[begin INFORMATION GIVEN]

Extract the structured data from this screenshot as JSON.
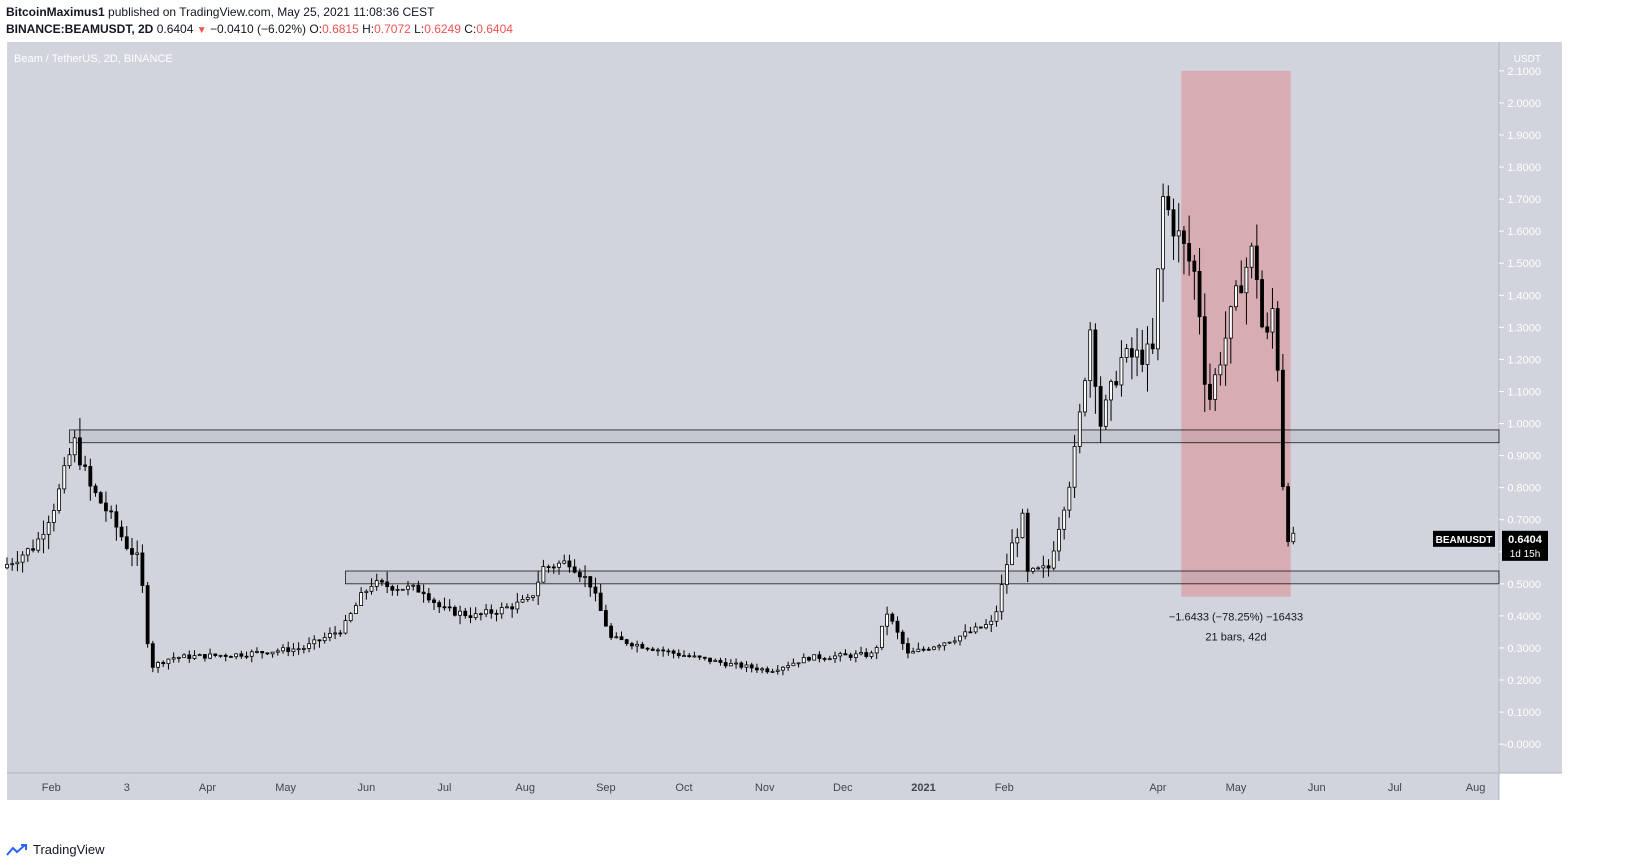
{
  "header": {
    "author": "BitcoinMaximus1",
    "published": "published on TradingView.com, May 25, 2021 11:08:36 CEST",
    "symbol": "BINANCE:BEAMUSDT, 2D",
    "last": "0.6404",
    "arrow": "▼",
    "change": "−0.0410 (−6.02%)",
    "o_label": "O:",
    "o_value": "0.6815",
    "h_label": "H:",
    "h_value": "0.7072",
    "l_label": "L:",
    "l_value": "0.6249",
    "c_label": "C:",
    "c_value": "0.6404"
  },
  "footer": {
    "brand": "TradingView"
  },
  "chart_data": {
    "type": "candlestick",
    "title": "Beam / TetherUS, 2D, BINANCE",
    "currency": "USDT",
    "y_ticks": [
      "2.1000",
      "2.0000",
      "1.9000",
      "1.8000",
      "1.7000",
      "1.6000",
      "1.5000",
      "1.4000",
      "1.3000",
      "1.2000",
      "1.1000",
      "1.0000",
      "0.9000",
      "0.8000",
      "0.7000",
      "0.6000",
      "0.5000",
      "0.4000",
      "0.3000",
      "0.2000",
      "0.1000",
      "-0.0000"
    ],
    "y_tick_values": [
      2.1,
      2.0,
      1.9,
      1.8,
      1.7,
      1.6,
      1.5,
      1.4,
      1.3,
      1.2,
      1.1,
      1.0,
      0.9,
      0.8,
      0.7,
      0.6,
      0.5,
      0.4,
      0.3,
      0.2,
      0.1,
      0.0
    ],
    "x_labels": [
      "Feb",
      "3",
      "Apr",
      "May",
      "Jun",
      "Jul",
      "Aug",
      "Sep",
      "Oct",
      "Nov",
      "Dec",
      "2021",
      "Feb",
      "Apr",
      "May",
      "Jun",
      "Jul",
      "Aug"
    ],
    "x_label_dates": [
      "2020-02-01",
      "2020-03-01",
      "2020-04-01",
      "2020-05-01",
      "2020-06-01",
      "2020-07-01",
      "2020-08-01",
      "2020-09-01",
      "2020-10-01",
      "2020-11-01",
      "2020-12-01",
      "2021-01-01",
      "2021-02-01",
      "2021-04-01",
      "2021-05-01",
      "2021-06-01",
      "2021-07-01",
      "2021-08-01"
    ],
    "x_range": [
      "2020-01-15",
      "2021-08-10"
    ],
    "ylim": [
      -0.09,
      2.19
    ],
    "price_path": [
      [
        "2020-01-15",
        0.55
      ],
      [
        "2020-01-28",
        0.62
      ],
      [
        "2020-02-05",
        0.76
      ],
      [
        "2020-02-10",
        0.9
      ],
      [
        "2020-02-12",
        0.94
      ],
      [
        "2020-02-18",
        0.8
      ],
      [
        "2020-02-25",
        0.72
      ],
      [
        "2020-03-03",
        0.62
      ],
      [
        "2020-03-08",
        0.57
      ],
      [
        "2020-03-12",
        0.24
      ],
      [
        "2020-03-20",
        0.27
      ],
      [
        "2020-04-15",
        0.28
      ],
      [
        "2020-05-10",
        0.3
      ],
      [
        "2020-05-25",
        0.36
      ],
      [
        "2020-06-01",
        0.46
      ],
      [
        "2020-06-05",
        0.5
      ],
      [
        "2020-06-25",
        0.48
      ],
      [
        "2020-07-02",
        0.42
      ],
      [
        "2020-07-15",
        0.4
      ],
      [
        "2020-07-25",
        0.42
      ],
      [
        "2020-08-05",
        0.45
      ],
      [
        "2020-08-10",
        0.55
      ],
      [
        "2020-08-20",
        0.57
      ],
      [
        "2020-08-28",
        0.5
      ],
      [
        "2020-09-05",
        0.33
      ],
      [
        "2020-10-01",
        0.28
      ],
      [
        "2020-10-20",
        0.25
      ],
      [
        "2020-11-05",
        0.23
      ],
      [
        "2020-11-20",
        0.27
      ],
      [
        "2020-12-15",
        0.28
      ],
      [
        "2020-12-20",
        0.41
      ],
      [
        "2020-12-28",
        0.28
      ],
      [
        "2021-01-15",
        0.33
      ],
      [
        "2021-01-30",
        0.38
      ],
      [
        "2021-02-05",
        0.6
      ],
      [
        "2021-02-10",
        0.7
      ],
      [
        "2021-02-12",
        0.53
      ],
      [
        "2021-02-20",
        0.55
      ],
      [
        "2021-02-28",
        0.82
      ],
      [
        "2021-03-03",
        0.95
      ],
      [
        "2021-03-08",
        1.3
      ],
      [
        "2021-03-12",
        1.0
      ],
      [
        "2021-03-20",
        1.2
      ],
      [
        "2021-04-01",
        1.22
      ],
      [
        "2021-04-05",
        1.7
      ],
      [
        "2021-04-10",
        1.6
      ],
      [
        "2021-04-18",
        1.45
      ],
      [
        "2021-04-22",
        1.05
      ],
      [
        "2021-04-30",
        1.3
      ],
      [
        "2021-05-05",
        1.45
      ],
      [
        "2021-05-10",
        1.55
      ],
      [
        "2021-05-14",
        1.22
      ],
      [
        "2021-05-18",
        1.4
      ],
      [
        "2021-05-20",
        0.97
      ],
      [
        "2021-05-22",
        0.66
      ],
      [
        "2021-05-24",
        0.64
      ]
    ],
    "last_price": {
      "symbol": "BEAMUSDT",
      "value": "0.6404",
      "countdown": "1d 15h"
    },
    "zones": [
      {
        "name": "resistance",
        "from": 0.94,
        "to": 0.98,
        "x0": "2020-02-08",
        "x1": "2021-08-10"
      },
      {
        "name": "support",
        "from": 0.5,
        "to": 0.54,
        "x0": "2020-05-24",
        "x1": "2021-08-10"
      }
    ],
    "measure": {
      "x0": "2021-04-10",
      "x1": "2021-05-22",
      "y_top": 2.1,
      "y_bottom": 0.46,
      "label1": "−1.6433 (−78.25%) −16433",
      "label2": "21 bars, 42d",
      "color": "#d9a4ab"
    },
    "colors": {
      "background": "#d1d4dc",
      "candle": "#000000",
      "bull_body": "#ffffff"
    }
  }
}
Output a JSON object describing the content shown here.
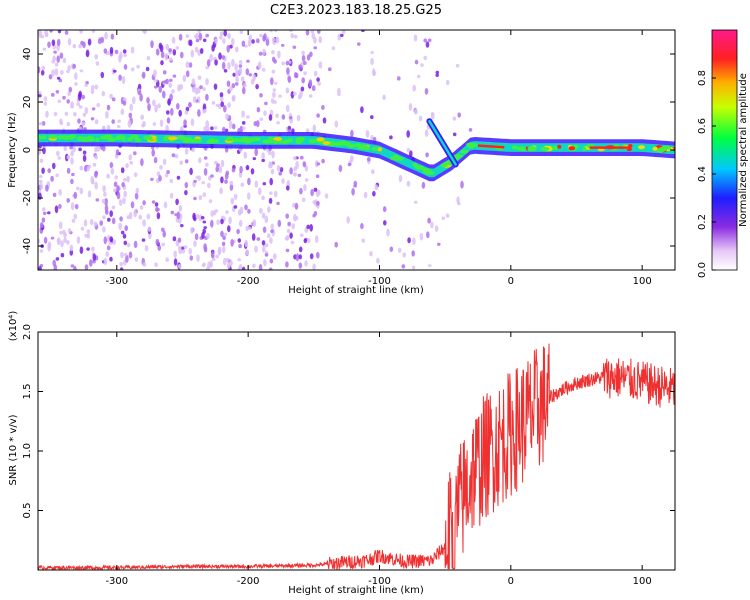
{
  "title": "C2E3.2023.183.18.25.G25",
  "chart_data": [
    {
      "type": "heatmap",
      "xlabel": "Height of straight line (km)",
      "ylabel": "Frequency (Hz)",
      "xlim": [
        -360,
        125
      ],
      "ylim": [
        -50,
        50
      ],
      "xticks": [
        -300,
        -200,
        -100,
        0,
        100
      ],
      "yticks": [
        -40,
        -20,
        0,
        20,
        40
      ],
      "colorbar": {
        "label": "Normalized spectral amplitude",
        "range": [
          0,
          1
        ],
        "ticks": [
          "0.0",
          "0.2",
          "0.4",
          "0.6",
          "0.8"
        ],
        "colormap": "rainbow (white, violet, blue, cyan, green, yellow, red, magenta)"
      },
      "band_center": [
        [
          -360,
          5
        ],
        [
          -300,
          5
        ],
        [
          -200,
          4
        ],
        [
          -150,
          4
        ],
        [
          -120,
          2
        ],
        [
          -100,
          0
        ],
        [
          -80,
          -5
        ],
        [
          -60,
          -10
        ],
        [
          -45,
          -5
        ],
        [
          -30,
          2
        ],
        [
          0,
          1
        ],
        [
          50,
          1
        ],
        [
          100,
          1
        ],
        [
          125,
          0
        ]
      ],
      "grid": false,
      "colors": {
        "band_peak": "#ff2a2a",
        "noise": "#9a3cf0"
      }
    },
    {
      "type": "line",
      "xlabel": "Height of straight line (km)",
      "ylabel": "SNR (10 * v/v)",
      "y_multiplier": "(x10⁴)",
      "xlim": [
        -360,
        125
      ],
      "ylim": [
        0,
        2.0
      ],
      "xticks": [
        -300,
        -200,
        -100,
        0,
        100
      ],
      "yticks": [
        "0.5",
        "1.0",
        "1.5",
        "2.0"
      ],
      "series": [
        {
          "color": "#f03030",
          "x": [
            -360,
            -300,
            -250,
            -200,
            -150,
            -130,
            -110,
            -100,
            -80,
            -60,
            -50,
            -40,
            -30,
            -20,
            -10,
            0,
            10,
            20,
            30,
            40,
            50,
            60,
            70,
            80,
            90,
            100,
            110,
            120,
            125
          ],
          "y": [
            0.02,
            0.02,
            0.03,
            0.03,
            0.04,
            0.06,
            0.08,
            0.12,
            0.07,
            0.08,
            0.2,
            0.5,
            0.8,
            0.95,
            1.05,
            1.15,
            1.25,
            1.35,
            1.45,
            1.52,
            1.57,
            1.6,
            1.62,
            1.62,
            1.6,
            1.58,
            1.55,
            1.53,
            1.52
          ]
        }
      ],
      "grid": false
    }
  ]
}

[end INFORMATION GIVEN]

» WRITTEN INSTRUCTION:
Filter the listing above for the string "ylabel" and copy every matching line.

» THE REPLY:
      "ylabel": "Frequency (Hz)",
      "ylabel": "SNR (10 * v/v)",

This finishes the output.